→ Work to complete
Drop all images and give the records again exactly.

→ Material supplied
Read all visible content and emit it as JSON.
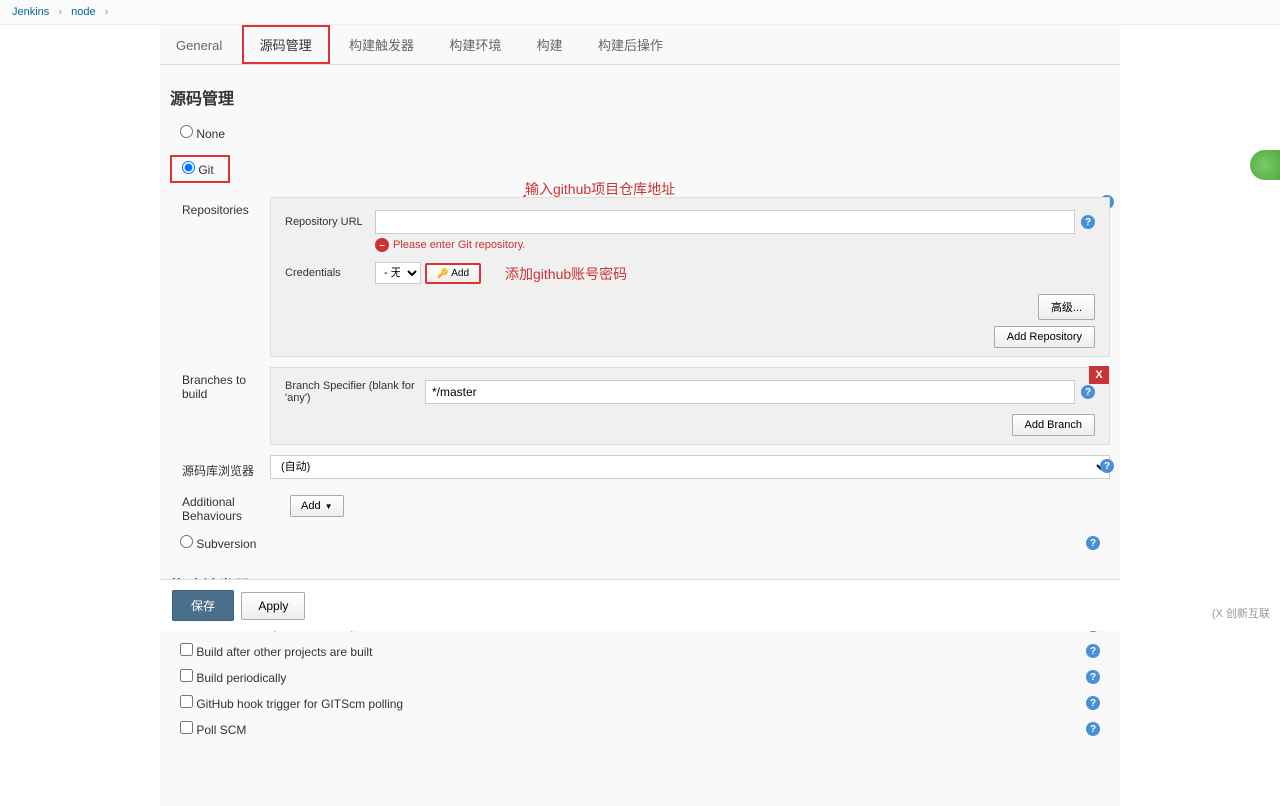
{
  "breadcrumb": {
    "root": "Jenkins",
    "node": "node"
  },
  "tabs": [
    {
      "label": "General"
    },
    {
      "label": "源码管理",
      "active": true
    },
    {
      "label": "构建触发器"
    },
    {
      "label": "构建环境"
    },
    {
      "label": "构建"
    },
    {
      "label": "构建后操作"
    }
  ],
  "scm": {
    "title": "源码管理",
    "none_label": "None",
    "git_label": "Git",
    "subversion_label": "Subversion",
    "repositories_label": "Repositories",
    "repo_url_label": "Repository URL",
    "repo_url_value": "",
    "error_msg": "Please enter Git repository.",
    "credentials_label": "Credentials",
    "credentials_none": "- 无 -",
    "add_cred_label": "Add",
    "advanced_label": "高级...",
    "add_repo_label": "Add Repository",
    "branches_label": "Branches to build",
    "branch_specifier_label": "Branch Specifier (blank for 'any')",
    "branch_specifier_value": "*/master",
    "add_branch_label": "Add Branch",
    "repo_browser_label": "源码库浏览器",
    "repo_browser_value": "(自动)",
    "additional_behaviours_label": "Additional Behaviours",
    "add_dropdown_label": "Add"
  },
  "annotations": {
    "url_hint": "输入github项目仓库地址",
    "cred_hint": "添加github账号密码"
  },
  "triggers": {
    "title": "构建触发器",
    "items": [
      "触发远程构建 (例如,使用脚本)",
      "Build after other projects are built",
      "Build periodically",
      "GitHub hook trigger for GITScm polling",
      "Poll SCM"
    ]
  },
  "buttons": {
    "save": "保存",
    "apply": "Apply"
  },
  "logo": "创新互联"
}
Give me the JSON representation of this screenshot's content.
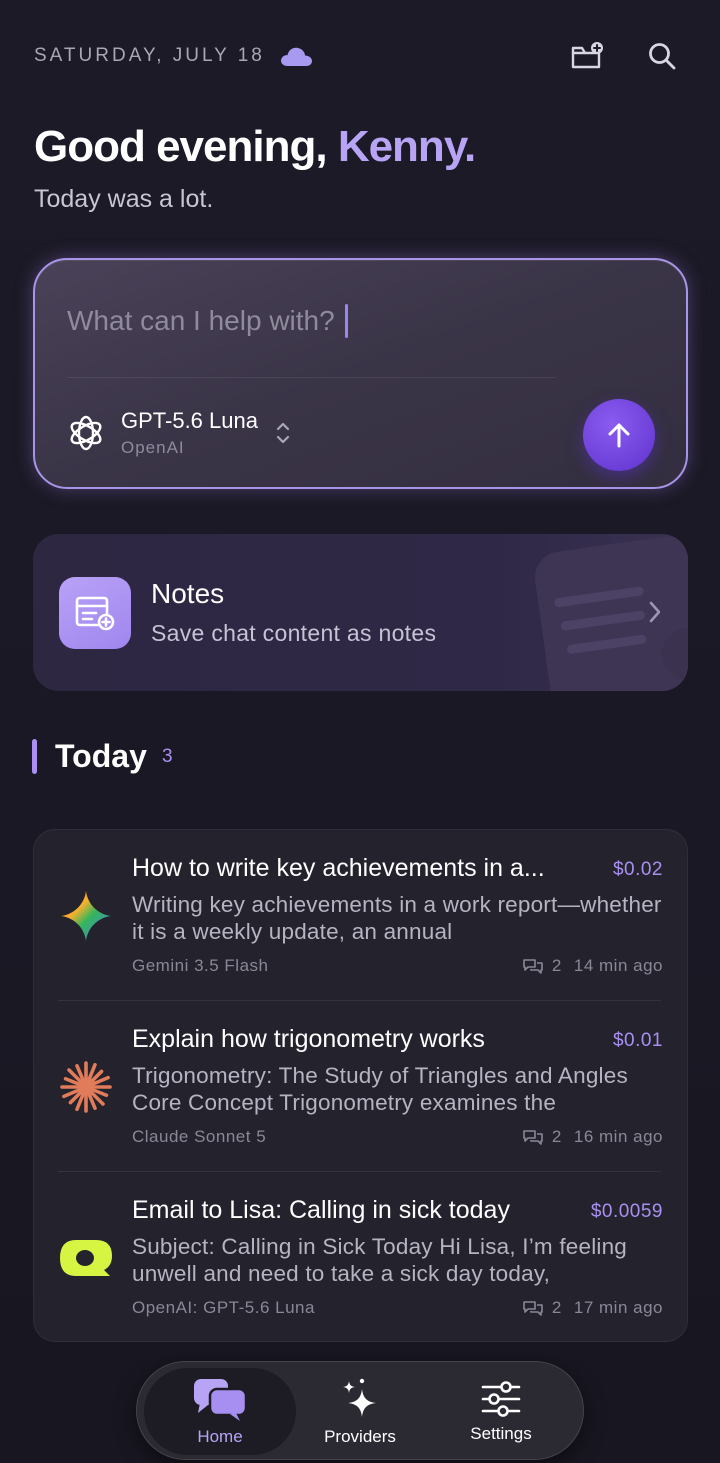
{
  "header": {
    "date": "SATURDAY, JULY 18",
    "weather_icon": "cloud-icon",
    "actions": [
      "new-folder-icon",
      "search-icon"
    ]
  },
  "greeting": {
    "prefix": "Good evening,",
    "name": "Kenny.",
    "subtitle": "Today was a lot."
  },
  "composer": {
    "placeholder": "What can I help with?",
    "model_name": "GPT-5.6 Luna",
    "provider": "OpenAI",
    "accent": "#a995e8"
  },
  "notes_card": {
    "title": "Notes",
    "description": "Save chat content as notes"
  },
  "today": {
    "title": "Today",
    "count": "3"
  },
  "chats": [
    {
      "title": "How to write key achievements in a...",
      "price": "$0.02",
      "snippet": "Writing key achievements in a work report—whether it is a weekly update, an annual",
      "model": "Gemini 3.5 Flash",
      "messages": "2",
      "time": "14 min ago",
      "icon": "gemini-icon"
    },
    {
      "title": "Explain how trigonometry works",
      "price": "$0.01",
      "snippet": "Trigonometry: The Study of Triangles and Angles Core Concept Trigonometry examines the",
      "model": "Claude Sonnet 5",
      "messages": "2",
      "time": "16 min ago",
      "icon": "claude-icon"
    },
    {
      "title": "Email to Lisa: Calling in sick today",
      "price": "$0.0059",
      "snippet": "Subject: Calling in Sick Today Hi Lisa, I’m feeling unwell and need to take a sick day today,",
      "model": "OpenAI: GPT-5.6 Luna",
      "messages": "2",
      "time": "17 min ago",
      "icon": "luna-icon"
    }
  ],
  "nav": {
    "items": [
      {
        "label": "Home",
        "icon": "chat-bubbles-icon",
        "active": true
      },
      {
        "label": "Providers",
        "icon": "sparkles-icon",
        "active": false
      },
      {
        "label": "Settings",
        "icon": "sliders-icon",
        "active": false
      }
    ]
  }
}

→ Correct result
Read all visible content and emit it as JSON.
{
  "breadcrumb": {
    "root": "Jenkins",
    "node": "node"
  },
  "tabs": [
    {
      "label": "General"
    },
    {
      "label": "源码管理",
      "active": true
    },
    {
      "label": "构建触发器"
    },
    {
      "label": "构建环境"
    },
    {
      "label": "构建"
    },
    {
      "label": "构建后操作"
    }
  ],
  "scm": {
    "title": "源码管理",
    "none_label": "None",
    "git_label": "Git",
    "subversion_label": "Subversion",
    "repositories_label": "Repositories",
    "repo_url_label": "Repository URL",
    "repo_url_value": "",
    "error_msg": "Please enter Git repository.",
    "credentials_label": "Credentials",
    "credentials_none": "- 无 -",
    "add_cred_label": "Add",
    "advanced_label": "高级...",
    "add_repo_label": "Add Repository",
    "branches_label": "Branches to build",
    "branch_specifier_label": "Branch Specifier (blank for 'any')",
    "branch_specifier_value": "*/master",
    "add_branch_label": "Add Branch",
    "repo_browser_label": "源码库浏览器",
    "repo_browser_value": "(自动)",
    "additional_behaviours_label": "Additional Behaviours",
    "add_dropdown_label": "Add"
  },
  "annotations": {
    "url_hint": "输入github项目仓库地址",
    "cred_hint": "添加github账号密码"
  },
  "triggers": {
    "title": "构建触发器",
    "items": [
      "触发远程构建 (例如,使用脚本)",
      "Build after other projects are built",
      "Build periodically",
      "GitHub hook trigger for GITScm polling",
      "Poll SCM"
    ]
  },
  "buttons": {
    "save": "保存",
    "apply": "Apply"
  },
  "logo": "创新互联"
}
Give me the JSON representation of this screenshot's content.
{
  "header": {
    "date": "SATURDAY, JULY 18",
    "weather_icon": "cloud-icon",
    "actions": [
      "new-folder-icon",
      "search-icon"
    ]
  },
  "greeting": {
    "prefix": "Good evening,",
    "name": "Kenny.",
    "subtitle": "Today was a lot."
  },
  "composer": {
    "placeholder": "What can I help with?",
    "model_name": "GPT-5.6 Luna",
    "provider": "OpenAI",
    "accent": "#a995e8"
  },
  "notes_card": {
    "title": "Notes",
    "description": "Save chat content as notes"
  },
  "today": {
    "title": "Today",
    "count": "3"
  },
  "chats": [
    {
      "title": "How to write key achievements in a...",
      "price": "$0.02",
      "snippet": "Writing key achievements in a work report—whether it is a weekly update, an annual",
      "model": "Gemini 3.5 Flash",
      "messages": "2",
      "time": "14 min ago",
      "icon": "gemini-icon"
    },
    {
      "title": "Explain how trigonometry works",
      "price": "$0.01",
      "snippet": "Trigonometry: The Study of Triangles and Angles Core Concept Trigonometry examines the",
      "model": "Claude Sonnet 5",
      "messages": "2",
      "time": "16 min ago",
      "icon": "claude-icon"
    },
    {
      "title": "Email to Lisa: Calling in sick today",
      "price": "$0.0059",
      "snippet": "Subject: Calling in Sick Today Hi Lisa, I’m feeling unwell and need to take a sick day today,",
      "model": "OpenAI: GPT-5.6 Luna",
      "messages": "2",
      "time": "17 min ago",
      "icon": "luna-icon"
    }
  ],
  "nav": {
    "items": [
      {
        "label": "Home",
        "icon": "chat-bubbles-icon",
        "active": true
      },
      {
        "label": "Providers",
        "icon": "sparkles-icon",
        "active": false
      },
      {
        "label": "Settings",
        "icon": "sliders-icon",
        "active": false
      }
    ]
  }
}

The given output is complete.